TEXTO DE ESTUDO:
Esta situação é também assinalada pela presidente da FNAM, que diz que “o modelo atual é inaplicável aos médicos”. Assim, os médicos apenas conseguem progredir de categoria, sendo que para concorrerem a assistente graduado têm de ter, pelo menos, cinco anos de experiência como assistentes. “Normalmente, nunca é cinco anos, acaba por ser sete e oito anos depois, porque há atrasos”, afiança o secretário-geral do SIM, que refere que, no seu caso particular, só o conseguiu “12 anos depois”.

Já a presidente da FNAM revela, que, no respetivo caso, concorreu para assistente graduada quando era assistente há cinco anos e meio, no verão de 2017. Contudo, o exame só foi realizado “em setembro/outubro de 2020” e os resultados só foram divulgados em abril de 2021. “Para se ver a injustiça, no fundo, eu passei para a categoria seguinte quando era especialista há nove anos”, conta Joana Bordalo e Sá.

Também aqui são abertas vagas e os médicos são avaliados tendo por base uma parte curricular e uma parte prática, que inclui uma discussão de casos clínicos de doentes. “Serão cerca de 60% das pessoas que iniciam a carreira que atingem esse patamar”, afirma Jorge Roque da Cunha. Nesta categoria, a remuneração mensal bruta é de 3.313,24 euros, isto é, 19,11 euros por hora.

Segue-se, posteriormente, a categoria de assistente graduado sénior, à qual os médicos podem concorrem se tiverem, pelo menos, três anos como assistentes graduados. Esta categoria é destinada a médicos que queiram desempenhar funções de chefia de serviço e de direção, e, ao contrário das restantes, a questão das vagas é um dos principais entraves à progressão. “As vagas que abrem a nível nacional são muito poucas”, sublinha a presidente da FNAM, referindo que abrem cerca de “200 a 300 vagas por ano”, pelo que “parte dos médicos nunca chega a assistente graduado sénior”.

REGISTOS FORNECIDOS:
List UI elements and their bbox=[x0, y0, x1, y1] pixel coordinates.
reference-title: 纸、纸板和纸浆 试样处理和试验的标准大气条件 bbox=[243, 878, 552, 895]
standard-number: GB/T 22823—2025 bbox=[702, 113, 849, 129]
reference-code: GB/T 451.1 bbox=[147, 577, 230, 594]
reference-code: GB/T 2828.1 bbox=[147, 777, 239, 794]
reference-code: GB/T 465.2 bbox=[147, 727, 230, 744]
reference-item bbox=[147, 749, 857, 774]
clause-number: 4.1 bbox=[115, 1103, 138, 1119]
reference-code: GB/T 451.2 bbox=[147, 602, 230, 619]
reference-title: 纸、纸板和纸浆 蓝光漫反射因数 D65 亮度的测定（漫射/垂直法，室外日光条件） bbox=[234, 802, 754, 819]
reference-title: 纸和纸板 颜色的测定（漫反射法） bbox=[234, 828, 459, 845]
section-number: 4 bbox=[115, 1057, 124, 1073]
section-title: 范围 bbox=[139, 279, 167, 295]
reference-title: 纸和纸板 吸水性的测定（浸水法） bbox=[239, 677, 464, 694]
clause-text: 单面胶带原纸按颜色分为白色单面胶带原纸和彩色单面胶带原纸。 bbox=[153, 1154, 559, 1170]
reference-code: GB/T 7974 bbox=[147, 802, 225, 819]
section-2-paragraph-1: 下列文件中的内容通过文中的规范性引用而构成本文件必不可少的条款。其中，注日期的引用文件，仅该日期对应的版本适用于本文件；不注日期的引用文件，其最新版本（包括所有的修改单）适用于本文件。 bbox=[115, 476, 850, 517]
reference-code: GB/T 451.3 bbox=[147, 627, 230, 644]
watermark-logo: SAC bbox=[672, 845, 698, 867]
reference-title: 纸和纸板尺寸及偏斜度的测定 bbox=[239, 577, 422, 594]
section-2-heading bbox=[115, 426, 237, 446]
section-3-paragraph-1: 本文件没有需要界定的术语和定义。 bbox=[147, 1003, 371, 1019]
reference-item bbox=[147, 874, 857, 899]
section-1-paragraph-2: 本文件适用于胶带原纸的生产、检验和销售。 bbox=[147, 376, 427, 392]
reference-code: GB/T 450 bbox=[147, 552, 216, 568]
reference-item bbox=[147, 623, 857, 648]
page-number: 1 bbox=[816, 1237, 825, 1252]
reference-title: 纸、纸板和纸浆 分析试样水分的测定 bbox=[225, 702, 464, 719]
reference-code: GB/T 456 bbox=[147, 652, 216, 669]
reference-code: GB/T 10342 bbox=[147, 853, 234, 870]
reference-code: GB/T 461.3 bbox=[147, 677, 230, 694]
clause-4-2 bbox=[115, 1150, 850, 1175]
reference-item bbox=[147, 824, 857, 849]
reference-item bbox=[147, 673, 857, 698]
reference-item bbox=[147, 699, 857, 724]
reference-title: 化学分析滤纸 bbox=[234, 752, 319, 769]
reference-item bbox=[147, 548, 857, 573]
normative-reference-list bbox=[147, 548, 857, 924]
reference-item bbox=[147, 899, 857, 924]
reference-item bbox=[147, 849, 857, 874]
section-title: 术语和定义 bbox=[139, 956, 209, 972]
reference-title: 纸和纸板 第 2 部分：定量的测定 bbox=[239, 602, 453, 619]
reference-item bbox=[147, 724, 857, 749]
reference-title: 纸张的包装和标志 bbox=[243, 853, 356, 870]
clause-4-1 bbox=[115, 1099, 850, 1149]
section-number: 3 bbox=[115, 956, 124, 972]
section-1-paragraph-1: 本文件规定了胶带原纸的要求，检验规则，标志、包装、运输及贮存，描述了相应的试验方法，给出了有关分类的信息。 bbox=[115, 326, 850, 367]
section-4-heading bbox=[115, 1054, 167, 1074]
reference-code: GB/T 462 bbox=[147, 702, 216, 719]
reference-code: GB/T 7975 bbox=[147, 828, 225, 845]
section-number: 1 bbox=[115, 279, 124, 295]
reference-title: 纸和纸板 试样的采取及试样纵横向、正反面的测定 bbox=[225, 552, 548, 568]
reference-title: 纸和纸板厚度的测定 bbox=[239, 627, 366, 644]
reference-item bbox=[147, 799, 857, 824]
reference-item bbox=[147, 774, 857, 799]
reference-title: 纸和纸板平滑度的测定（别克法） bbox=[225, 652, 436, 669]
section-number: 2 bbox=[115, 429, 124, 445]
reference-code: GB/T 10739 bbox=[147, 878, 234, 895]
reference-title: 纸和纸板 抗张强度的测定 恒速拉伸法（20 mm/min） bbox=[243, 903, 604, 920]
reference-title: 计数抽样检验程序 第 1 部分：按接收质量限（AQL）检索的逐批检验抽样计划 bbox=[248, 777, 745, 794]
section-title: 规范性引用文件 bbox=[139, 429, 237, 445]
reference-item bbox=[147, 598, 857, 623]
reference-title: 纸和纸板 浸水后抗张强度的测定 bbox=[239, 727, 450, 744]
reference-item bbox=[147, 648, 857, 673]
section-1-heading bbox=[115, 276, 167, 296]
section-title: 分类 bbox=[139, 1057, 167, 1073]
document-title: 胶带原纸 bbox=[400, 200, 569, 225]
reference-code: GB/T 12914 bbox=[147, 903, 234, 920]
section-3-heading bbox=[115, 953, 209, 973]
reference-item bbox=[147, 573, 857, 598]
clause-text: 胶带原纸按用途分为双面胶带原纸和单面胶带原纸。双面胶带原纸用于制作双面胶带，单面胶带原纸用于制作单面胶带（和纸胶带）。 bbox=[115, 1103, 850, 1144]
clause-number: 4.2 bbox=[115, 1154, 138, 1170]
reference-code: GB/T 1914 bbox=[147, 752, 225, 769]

QUESTÕES A RESPONDER:
a. Cite, do texto sobre a carreira médica, o trecho que vai de "Já a presidente" até "Bordalo e Sá.".
b. Prolongue o texto sobre a carreira médica a partir do ponto em que termina.
Os registos são material à parte, independente do texto sobre a carreira médica.

RESPOSTAS POR ORDEM:
a.
Já a presidente da FNAM revela, que, no respetivo caso, concorreu para assistente graduada quando era assistente há cinco anos e meio, no verão de 2017. Contudo, o exame só foi realizado “em setembro/outubro de 2020” e os resultados só foram divulgados em abril de 2021. “Para se ver a injustiça, no fundo, eu passei para a categoria seguinte quando era especialista há nove anos”, conta Joana Bordalo e Sá.

b.
Além das vagas, Joana Bordalo e Sá aponta ainda como entraves alguns requisitos para concorrer, nomeadamente, distinções que “habitualmente são atribuídas pelas chefias”, pertencer a comissões ou apresentar um plano de gestão “que é muito valorizado”. “Há coisas que dependem do médico, mas há outras que não dependem. É um processo muito pouco transparente”, atira.

“Quem chega ao topo da carreira são cerca de um décimo daqueles que iniciam a carreira”, afirma o secretário-geral do SIM, acrescentando que, “nos últimos dez anos, formaram-se cerca de 1.400 assistentes graduados sénior e foram abertas 300 vagas para os substituir”. Nesta categoria, a remuneração mensal brutal é de 4.163,69 euros, isto é, 24,02 euros por hora.

O que separa as duas carreiras?

Assim, a progressão na carreira dos médicos é, geralmente, mais lenta do que a dos professores, apesar de a subida representar um aumento maior do rendimento. Comparando as duas carreiras, é ainda possível concluir que um médico entra mais rápido no quadro do que um professor e, para ambos, é difícil chegar ao topo.

“Diria que o nosso sistema [de progressão dos médicos], tendo as categorias, tem a possibilidade de subir de forma mais relevante. A grande questão é que os concursos são poucos, demoram muito tempo e, na questão dos graduados séniores, têm poucas vagas“, assinala Ricardo Mexia, médico de Saúde Pública e antigo presidente da Associação Nacional de Médicos de Saúde Pública (ANMSP), sublinhando que, no que toca a avaliação, “na generalidade não tem avaliação do Siadap”, apesar de “algumas exceções”.

Já Bernardo Gomes, médico de Saúde Pública, diz que prefere não comparar as duas carreiras, mas realça que o problema de falta de professores no ensino público e de médicos no Serviço Nacional de Saúde (SNS) confirma que “os sistemas de avaliação, na prática, foram implementados como filtros de não progressão” nas carreiras e que é preciso resolver o “problema” da falta de “captação e retenção de quadros qualificados no Estado”.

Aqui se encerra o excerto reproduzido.